** START Data for this task **

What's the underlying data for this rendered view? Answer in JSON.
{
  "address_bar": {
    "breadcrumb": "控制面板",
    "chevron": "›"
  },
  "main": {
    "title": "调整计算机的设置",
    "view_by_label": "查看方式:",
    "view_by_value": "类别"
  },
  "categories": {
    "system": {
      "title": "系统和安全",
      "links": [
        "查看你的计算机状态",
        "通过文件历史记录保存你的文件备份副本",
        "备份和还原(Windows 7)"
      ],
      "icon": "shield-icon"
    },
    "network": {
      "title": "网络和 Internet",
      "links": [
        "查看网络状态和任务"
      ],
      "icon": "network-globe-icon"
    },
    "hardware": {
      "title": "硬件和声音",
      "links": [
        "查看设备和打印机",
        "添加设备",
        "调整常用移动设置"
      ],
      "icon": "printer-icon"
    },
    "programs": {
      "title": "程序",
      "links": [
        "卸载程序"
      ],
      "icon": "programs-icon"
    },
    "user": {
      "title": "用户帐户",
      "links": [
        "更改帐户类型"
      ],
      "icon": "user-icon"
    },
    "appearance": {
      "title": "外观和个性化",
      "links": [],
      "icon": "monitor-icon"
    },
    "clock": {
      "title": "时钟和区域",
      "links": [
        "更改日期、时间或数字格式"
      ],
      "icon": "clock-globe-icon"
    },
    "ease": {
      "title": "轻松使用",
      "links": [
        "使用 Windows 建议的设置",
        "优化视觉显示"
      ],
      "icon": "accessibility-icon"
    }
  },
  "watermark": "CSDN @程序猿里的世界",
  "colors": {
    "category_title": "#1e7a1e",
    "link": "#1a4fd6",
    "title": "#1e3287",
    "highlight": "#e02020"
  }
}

** END Data for this task **

What the exercise asks | All of the data must be returned exactly.

Answer to the problem |
What's the underlying data for this rendered view? Answer in JSON.
{
  "address_bar": {
    "breadcrumb": "控制面板",
    "chevron": "›"
  },
  "main": {
    "title": "调整计算机的设置",
    "view_by_label": "查看方式:",
    "view_by_value": "类别"
  },
  "categories": {
    "system": {
      "title": "系统和安全",
      "links": [
        "查看你的计算机状态",
        "通过文件历史记录保存你的文件备份副本",
        "备份和还原(Windows 7)"
      ],
      "icon": "shield-icon"
    },
    "network": {
      "title": "网络和 Internet",
      "links": [
        "查看网络状态和任务"
      ],
      "icon": "network-globe-icon"
    },
    "hardware": {
      "title": "硬件和声音",
      "links": [
        "查看设备和打印机",
        "添加设备",
        "调整常用移动设置"
      ],
      "icon": "printer-icon"
    },
    "programs": {
      "title": "程序",
      "links": [
        "卸载程序"
      ],
      "icon": "programs-icon"
    },
    "user": {
      "title": "用户帐户",
      "links": [
        "更改帐户类型"
      ],
      "icon": "user-icon"
    },
    "appearance": {
      "title": "外观和个性化",
      "links": [],
      "icon": "monitor-icon"
    },
    "clock": {
      "title": "时钟和区域",
      "links": [
        "更改日期、时间或数字格式"
      ],
      "icon": "clock-globe-icon"
    },
    "ease": {
      "title": "轻松使用",
      "links": [
        "使用 Windows 建议的设置",
        "优化视觉显示"
      ],
      "icon": "accessibility-icon"
    }
  },
  "watermark": "CSDN @程序猿里的世界",
  "colors": {
    "category_title": "#1e7a1e",
    "link": "#1a4fd6",
    "title": "#1e3287",
    "highlight": "#e02020"
  }
}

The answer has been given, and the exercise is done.